:: DO THIS ::
Write the records out again, keeping each line exactly as it is.

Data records

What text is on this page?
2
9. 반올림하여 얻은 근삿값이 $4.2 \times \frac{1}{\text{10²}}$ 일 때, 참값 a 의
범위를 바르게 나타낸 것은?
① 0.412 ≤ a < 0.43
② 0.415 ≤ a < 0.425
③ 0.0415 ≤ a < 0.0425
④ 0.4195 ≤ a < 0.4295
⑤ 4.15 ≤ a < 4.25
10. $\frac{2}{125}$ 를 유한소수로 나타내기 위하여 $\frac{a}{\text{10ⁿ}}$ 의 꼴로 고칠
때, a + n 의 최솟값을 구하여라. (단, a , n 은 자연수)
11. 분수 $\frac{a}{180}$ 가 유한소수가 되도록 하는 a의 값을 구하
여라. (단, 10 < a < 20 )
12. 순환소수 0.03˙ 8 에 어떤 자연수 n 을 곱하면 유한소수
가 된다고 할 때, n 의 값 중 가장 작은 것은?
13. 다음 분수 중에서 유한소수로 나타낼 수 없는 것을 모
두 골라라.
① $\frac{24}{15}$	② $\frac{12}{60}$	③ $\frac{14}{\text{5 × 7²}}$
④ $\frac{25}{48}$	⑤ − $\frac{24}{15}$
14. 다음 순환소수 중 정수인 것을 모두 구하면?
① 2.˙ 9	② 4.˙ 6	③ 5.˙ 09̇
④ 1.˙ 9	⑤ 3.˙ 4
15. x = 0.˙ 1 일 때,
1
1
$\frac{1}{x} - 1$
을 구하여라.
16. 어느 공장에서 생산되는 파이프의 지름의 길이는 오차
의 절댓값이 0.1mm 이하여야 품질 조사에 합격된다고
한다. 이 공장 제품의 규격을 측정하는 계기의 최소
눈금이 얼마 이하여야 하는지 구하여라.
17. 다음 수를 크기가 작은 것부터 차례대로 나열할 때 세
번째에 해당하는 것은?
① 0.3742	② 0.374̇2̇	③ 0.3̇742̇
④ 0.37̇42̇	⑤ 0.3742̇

:: THE OUTPUT ::
What text is on this page?
2
9. 반올림하여 얻은 근삿값이 $4.2 \times \frac{1}{\text{10²}}$ 일 때, 참값 a 의
범위를 바르게 나타낸 것은?
① 0.412 ≤ a < 0.43
② 0.415 ≤ a < 0.425
③ 0.0415 ≤ a < 0.0425
④ 0.4195 ≤ a < 0.4295
⑤ 4.15 ≤ a < 4.25
10. $\frac{2}{125}$ 를 유한소수로 나타내기 위하여 $\frac{a}{\text{10ⁿ}}$ 의 꼴로 고칠
때, a + n 의 최솟값을 구하여라. (단, a , n 은 자연수)
11. 분수 $\frac{a}{180}$ 가 유한소수가 되도록 하는 a의 값을 구하
여라. (단, 10 < a < 20 )
12. 순환소수 0.03˙ 8 에 어떤 자연수 n 을 곱하면 유한소수
가 된다고 할 때, n 의 값 중 가장 작은 것은?
13. 다음 분수 중에서 유한소수로 나타낼 수 없는 것을 모
두 골라라.
① $\frac{24}{15}$	② $\frac{12}{60}$	③ $\frac{14}{\text{5 × 7²}}$
④ $\frac{25}{48}$	⑤ − $\frac{24}{15}$
14. 다음 순환소수 중 정수인 것을 모두 구하면?
① 2.˙ 9	② 4.˙ 6	③ 5.˙ 09̇
④ 1.˙ 9	⑤ 3.˙ 4
15. x = 0.˙ 1 일 때,
1
1
$\frac{1}{x} - 1$
을 구하여라.
16. 어느 공장에서 생산되는 파이프의 지름의 길이는 오차
의 절댓값이 0.1mm 이하여야 품질 조사에 합격된다고
한다. 이 공장 제품의 규격을 측정하는 계기의 최소
눈금이 얼마 이하여야 하는지 구하여라.
17. 다음 수를 크기가 작은 것부터 차례대로 나열할 때 세
번째에 해당하는 것은?
① 0.3742	② 0.374̇2̇	③ 0.3̇742̇
④ 0.37̇42̇	⑤ 0.3742̇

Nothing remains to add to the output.